WHAT YOU SHOULD DO -> Report, word for word, every line of the material that contains "services".
━━ DATA SHOWN ━━
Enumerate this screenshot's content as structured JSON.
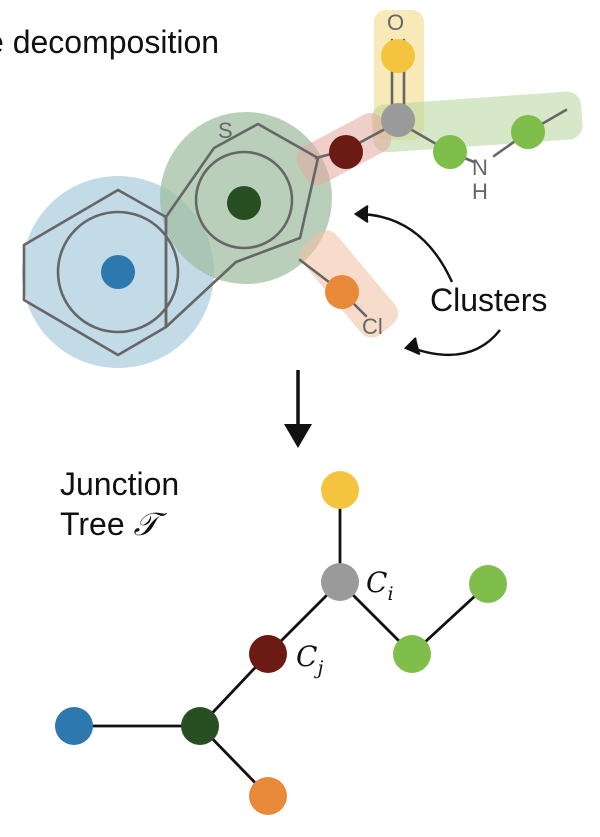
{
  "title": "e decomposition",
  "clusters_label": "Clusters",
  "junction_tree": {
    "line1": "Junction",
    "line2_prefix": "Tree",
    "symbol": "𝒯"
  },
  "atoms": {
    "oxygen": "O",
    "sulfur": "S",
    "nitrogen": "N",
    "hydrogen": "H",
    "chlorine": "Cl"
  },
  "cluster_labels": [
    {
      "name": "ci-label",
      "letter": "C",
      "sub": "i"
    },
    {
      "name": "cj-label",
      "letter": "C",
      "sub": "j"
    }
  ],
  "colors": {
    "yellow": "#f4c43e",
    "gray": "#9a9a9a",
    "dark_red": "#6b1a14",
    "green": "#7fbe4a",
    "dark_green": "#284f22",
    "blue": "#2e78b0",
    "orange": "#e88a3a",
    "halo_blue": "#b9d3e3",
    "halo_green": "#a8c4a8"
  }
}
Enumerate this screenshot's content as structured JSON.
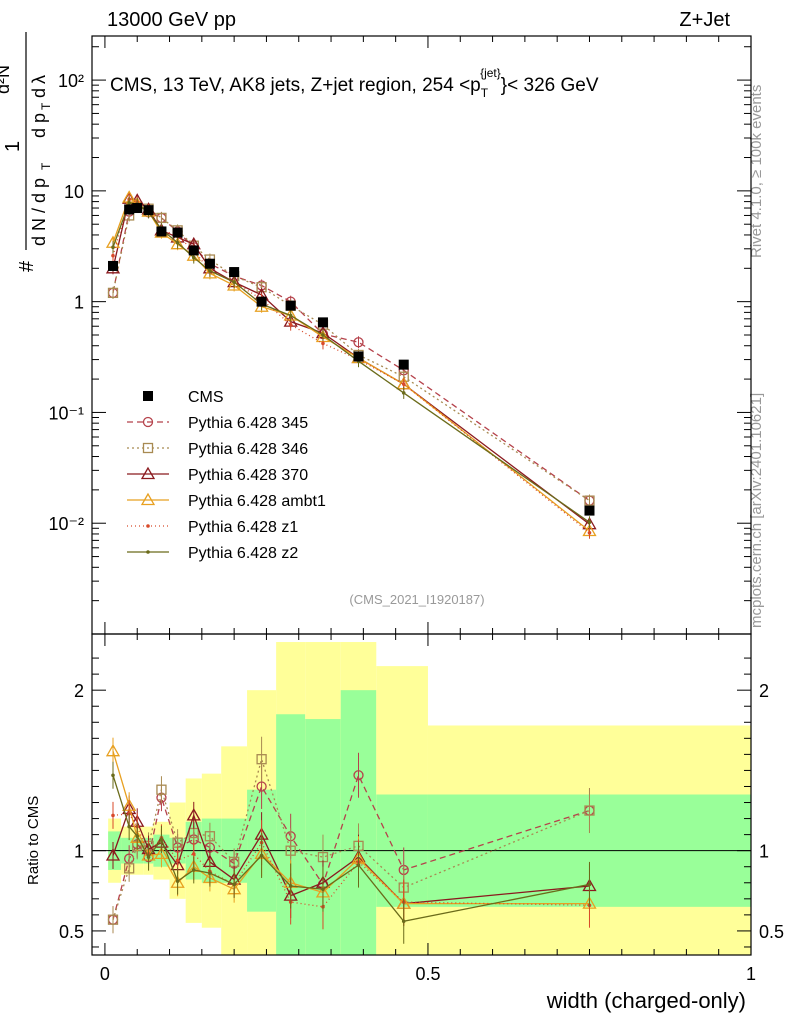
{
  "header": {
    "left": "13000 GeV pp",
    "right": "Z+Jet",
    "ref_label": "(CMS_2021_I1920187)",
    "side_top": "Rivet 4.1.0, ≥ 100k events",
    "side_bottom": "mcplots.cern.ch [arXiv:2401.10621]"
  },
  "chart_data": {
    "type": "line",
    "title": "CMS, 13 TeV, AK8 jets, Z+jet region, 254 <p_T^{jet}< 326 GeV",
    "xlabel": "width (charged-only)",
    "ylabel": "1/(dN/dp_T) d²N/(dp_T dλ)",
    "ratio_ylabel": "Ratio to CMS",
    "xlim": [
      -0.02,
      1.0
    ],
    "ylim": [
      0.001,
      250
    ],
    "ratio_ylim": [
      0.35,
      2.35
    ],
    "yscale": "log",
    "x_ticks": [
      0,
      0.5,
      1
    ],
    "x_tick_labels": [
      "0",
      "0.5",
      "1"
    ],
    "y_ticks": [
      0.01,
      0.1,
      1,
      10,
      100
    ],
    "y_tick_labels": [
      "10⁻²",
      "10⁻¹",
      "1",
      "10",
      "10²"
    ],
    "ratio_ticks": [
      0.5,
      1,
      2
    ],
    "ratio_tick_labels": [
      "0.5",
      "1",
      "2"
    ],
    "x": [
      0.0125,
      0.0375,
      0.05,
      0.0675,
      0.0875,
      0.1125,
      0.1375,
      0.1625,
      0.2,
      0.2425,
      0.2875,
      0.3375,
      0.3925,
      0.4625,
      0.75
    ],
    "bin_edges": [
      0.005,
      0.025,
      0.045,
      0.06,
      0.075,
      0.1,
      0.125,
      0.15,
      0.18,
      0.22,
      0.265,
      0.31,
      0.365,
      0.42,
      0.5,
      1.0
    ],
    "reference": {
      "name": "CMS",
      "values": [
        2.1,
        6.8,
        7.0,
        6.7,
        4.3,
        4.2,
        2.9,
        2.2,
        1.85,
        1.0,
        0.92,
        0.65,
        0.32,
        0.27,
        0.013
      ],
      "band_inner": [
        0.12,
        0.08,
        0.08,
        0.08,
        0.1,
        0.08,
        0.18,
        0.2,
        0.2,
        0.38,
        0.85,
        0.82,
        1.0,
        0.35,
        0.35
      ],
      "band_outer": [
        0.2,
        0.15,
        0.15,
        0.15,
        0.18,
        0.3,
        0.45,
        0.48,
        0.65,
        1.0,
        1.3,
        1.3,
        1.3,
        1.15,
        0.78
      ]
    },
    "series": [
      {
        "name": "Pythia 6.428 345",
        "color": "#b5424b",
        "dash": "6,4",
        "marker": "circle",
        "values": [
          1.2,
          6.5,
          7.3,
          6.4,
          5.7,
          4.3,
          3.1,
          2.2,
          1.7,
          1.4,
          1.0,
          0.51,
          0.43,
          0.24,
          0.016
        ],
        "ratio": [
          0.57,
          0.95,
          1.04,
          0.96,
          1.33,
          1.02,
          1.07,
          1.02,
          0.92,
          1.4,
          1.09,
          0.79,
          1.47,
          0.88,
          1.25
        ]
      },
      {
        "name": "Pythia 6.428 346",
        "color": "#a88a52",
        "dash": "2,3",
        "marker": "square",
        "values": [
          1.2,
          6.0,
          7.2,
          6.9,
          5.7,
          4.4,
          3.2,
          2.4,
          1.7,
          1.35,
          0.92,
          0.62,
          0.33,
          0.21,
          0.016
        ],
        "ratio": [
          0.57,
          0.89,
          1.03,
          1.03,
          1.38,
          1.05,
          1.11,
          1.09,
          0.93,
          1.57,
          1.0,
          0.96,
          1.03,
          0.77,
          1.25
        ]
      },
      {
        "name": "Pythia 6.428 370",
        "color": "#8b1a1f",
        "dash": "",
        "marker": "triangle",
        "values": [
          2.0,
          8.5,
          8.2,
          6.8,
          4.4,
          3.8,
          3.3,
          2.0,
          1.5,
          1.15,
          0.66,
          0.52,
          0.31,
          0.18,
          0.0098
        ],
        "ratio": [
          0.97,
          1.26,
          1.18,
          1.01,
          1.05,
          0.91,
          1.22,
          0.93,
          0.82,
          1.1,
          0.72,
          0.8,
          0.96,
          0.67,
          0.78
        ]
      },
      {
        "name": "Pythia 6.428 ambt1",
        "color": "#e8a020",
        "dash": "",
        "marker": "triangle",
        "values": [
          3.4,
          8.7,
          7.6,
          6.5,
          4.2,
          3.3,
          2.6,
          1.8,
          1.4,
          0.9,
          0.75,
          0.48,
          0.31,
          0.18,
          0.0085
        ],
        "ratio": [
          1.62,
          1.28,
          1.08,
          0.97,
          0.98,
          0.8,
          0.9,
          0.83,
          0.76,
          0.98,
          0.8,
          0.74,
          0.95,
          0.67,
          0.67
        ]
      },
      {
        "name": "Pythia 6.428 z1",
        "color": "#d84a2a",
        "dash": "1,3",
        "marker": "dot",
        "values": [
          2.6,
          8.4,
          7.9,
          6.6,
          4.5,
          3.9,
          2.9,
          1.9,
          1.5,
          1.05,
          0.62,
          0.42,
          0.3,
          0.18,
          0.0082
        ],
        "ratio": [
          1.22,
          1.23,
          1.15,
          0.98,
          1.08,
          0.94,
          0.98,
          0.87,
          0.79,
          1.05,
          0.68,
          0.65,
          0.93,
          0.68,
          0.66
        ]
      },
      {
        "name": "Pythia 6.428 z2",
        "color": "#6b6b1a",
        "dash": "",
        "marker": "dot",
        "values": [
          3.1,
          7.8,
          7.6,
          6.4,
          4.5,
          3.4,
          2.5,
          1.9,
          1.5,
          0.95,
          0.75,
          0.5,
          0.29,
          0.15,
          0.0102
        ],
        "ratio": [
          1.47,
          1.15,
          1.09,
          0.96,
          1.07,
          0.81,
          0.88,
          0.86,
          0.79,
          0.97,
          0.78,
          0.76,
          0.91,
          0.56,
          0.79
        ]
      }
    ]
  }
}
━━━
━━ DATA SHOWN ━━
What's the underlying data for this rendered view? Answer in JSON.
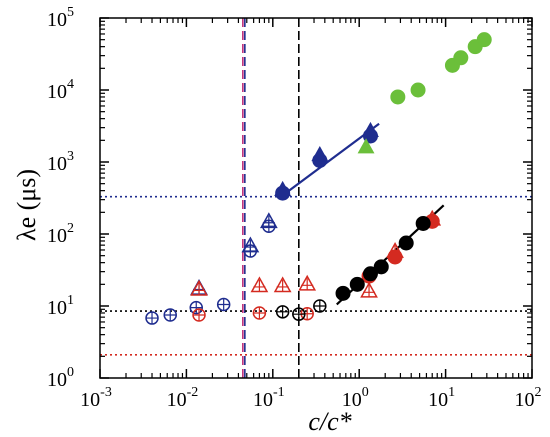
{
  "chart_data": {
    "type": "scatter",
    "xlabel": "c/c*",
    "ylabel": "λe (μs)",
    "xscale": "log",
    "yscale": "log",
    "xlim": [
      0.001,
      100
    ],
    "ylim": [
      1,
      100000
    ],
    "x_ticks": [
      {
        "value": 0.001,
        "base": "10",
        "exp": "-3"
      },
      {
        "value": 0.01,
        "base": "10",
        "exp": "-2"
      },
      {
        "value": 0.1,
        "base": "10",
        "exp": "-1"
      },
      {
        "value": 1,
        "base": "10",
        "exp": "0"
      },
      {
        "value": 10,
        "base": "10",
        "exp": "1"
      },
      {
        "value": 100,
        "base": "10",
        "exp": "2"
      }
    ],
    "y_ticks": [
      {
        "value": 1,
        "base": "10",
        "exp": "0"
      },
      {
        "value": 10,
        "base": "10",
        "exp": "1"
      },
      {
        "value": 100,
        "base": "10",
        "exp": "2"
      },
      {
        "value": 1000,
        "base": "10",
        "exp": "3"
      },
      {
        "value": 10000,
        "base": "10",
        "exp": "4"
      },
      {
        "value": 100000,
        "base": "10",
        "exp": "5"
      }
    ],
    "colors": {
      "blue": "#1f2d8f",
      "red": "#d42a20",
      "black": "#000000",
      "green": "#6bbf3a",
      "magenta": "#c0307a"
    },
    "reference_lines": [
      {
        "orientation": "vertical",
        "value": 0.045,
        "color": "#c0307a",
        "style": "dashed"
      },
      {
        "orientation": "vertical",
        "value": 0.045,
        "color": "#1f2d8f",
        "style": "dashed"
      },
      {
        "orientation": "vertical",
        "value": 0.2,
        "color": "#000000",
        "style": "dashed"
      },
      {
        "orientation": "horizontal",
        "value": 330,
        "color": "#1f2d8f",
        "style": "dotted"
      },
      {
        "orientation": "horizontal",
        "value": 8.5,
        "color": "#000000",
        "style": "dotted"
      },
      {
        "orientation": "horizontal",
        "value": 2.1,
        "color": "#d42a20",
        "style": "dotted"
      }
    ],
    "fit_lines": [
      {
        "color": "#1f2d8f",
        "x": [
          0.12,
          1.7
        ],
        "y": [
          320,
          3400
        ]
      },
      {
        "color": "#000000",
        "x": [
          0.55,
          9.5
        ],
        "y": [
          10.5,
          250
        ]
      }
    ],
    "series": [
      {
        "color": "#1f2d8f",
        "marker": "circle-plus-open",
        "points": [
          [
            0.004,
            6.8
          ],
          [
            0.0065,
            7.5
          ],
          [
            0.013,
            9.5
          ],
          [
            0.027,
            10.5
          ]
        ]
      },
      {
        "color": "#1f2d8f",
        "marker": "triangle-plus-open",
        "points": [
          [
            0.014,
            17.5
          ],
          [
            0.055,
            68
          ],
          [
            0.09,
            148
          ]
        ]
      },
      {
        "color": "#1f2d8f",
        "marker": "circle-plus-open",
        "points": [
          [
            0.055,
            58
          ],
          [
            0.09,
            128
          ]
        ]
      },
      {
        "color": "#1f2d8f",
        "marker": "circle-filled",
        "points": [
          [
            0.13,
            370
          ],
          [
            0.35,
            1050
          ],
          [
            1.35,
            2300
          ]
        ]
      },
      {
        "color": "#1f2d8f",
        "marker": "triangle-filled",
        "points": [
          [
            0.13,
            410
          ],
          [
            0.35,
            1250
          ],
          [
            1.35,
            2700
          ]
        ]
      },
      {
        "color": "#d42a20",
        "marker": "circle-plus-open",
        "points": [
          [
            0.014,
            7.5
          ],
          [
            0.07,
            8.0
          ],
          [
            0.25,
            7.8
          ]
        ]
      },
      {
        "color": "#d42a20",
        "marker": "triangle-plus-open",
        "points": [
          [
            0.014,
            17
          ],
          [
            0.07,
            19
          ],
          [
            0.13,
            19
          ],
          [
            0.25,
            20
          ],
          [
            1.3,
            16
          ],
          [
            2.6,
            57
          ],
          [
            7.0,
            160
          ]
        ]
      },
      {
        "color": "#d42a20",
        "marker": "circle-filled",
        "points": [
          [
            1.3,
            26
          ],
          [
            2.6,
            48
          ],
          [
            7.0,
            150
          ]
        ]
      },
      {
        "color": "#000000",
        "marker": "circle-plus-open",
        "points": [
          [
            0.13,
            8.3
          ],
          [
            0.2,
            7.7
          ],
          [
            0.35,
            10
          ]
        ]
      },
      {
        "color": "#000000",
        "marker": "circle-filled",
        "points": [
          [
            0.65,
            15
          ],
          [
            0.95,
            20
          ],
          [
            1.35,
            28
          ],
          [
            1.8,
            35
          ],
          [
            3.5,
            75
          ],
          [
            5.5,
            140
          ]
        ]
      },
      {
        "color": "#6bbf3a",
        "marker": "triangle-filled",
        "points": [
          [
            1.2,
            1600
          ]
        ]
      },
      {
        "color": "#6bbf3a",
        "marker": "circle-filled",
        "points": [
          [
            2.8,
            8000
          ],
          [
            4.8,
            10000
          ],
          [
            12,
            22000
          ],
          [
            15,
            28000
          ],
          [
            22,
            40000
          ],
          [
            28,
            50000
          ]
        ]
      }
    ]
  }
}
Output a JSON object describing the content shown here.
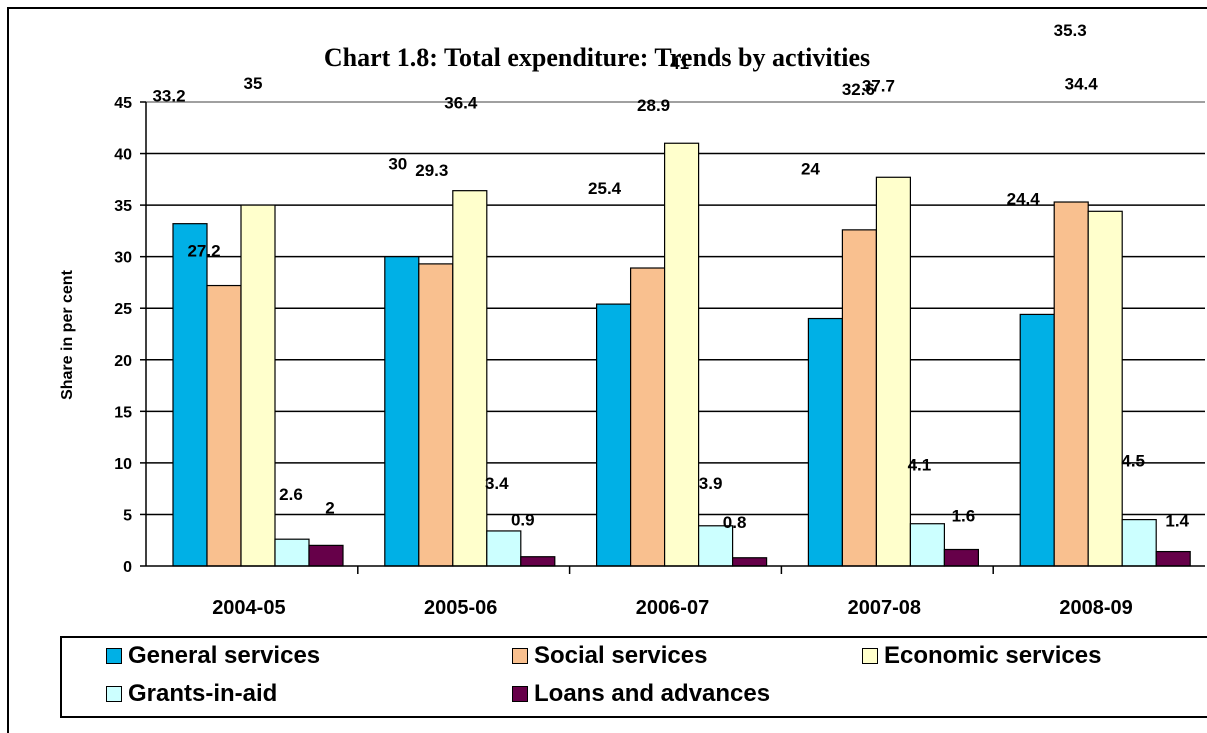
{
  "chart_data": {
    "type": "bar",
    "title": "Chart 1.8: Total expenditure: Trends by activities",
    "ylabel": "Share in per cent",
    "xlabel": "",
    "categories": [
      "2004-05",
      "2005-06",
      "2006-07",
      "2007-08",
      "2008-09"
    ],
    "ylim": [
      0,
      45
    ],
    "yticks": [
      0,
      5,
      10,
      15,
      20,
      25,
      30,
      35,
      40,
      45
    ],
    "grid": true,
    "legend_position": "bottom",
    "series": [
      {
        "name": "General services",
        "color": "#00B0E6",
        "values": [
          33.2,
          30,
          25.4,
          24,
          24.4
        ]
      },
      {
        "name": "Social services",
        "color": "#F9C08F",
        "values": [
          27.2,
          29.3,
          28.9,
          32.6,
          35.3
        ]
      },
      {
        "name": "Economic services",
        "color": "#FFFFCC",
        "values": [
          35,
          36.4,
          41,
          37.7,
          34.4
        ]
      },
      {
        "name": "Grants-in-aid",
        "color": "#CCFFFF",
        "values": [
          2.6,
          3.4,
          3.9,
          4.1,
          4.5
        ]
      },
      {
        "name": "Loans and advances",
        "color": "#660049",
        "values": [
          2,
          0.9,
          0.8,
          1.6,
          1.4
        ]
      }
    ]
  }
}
━━━
PROBLEM SOLUTION ->
        "name": "General services",
        "name": "Social services",
        "name": "Economic services",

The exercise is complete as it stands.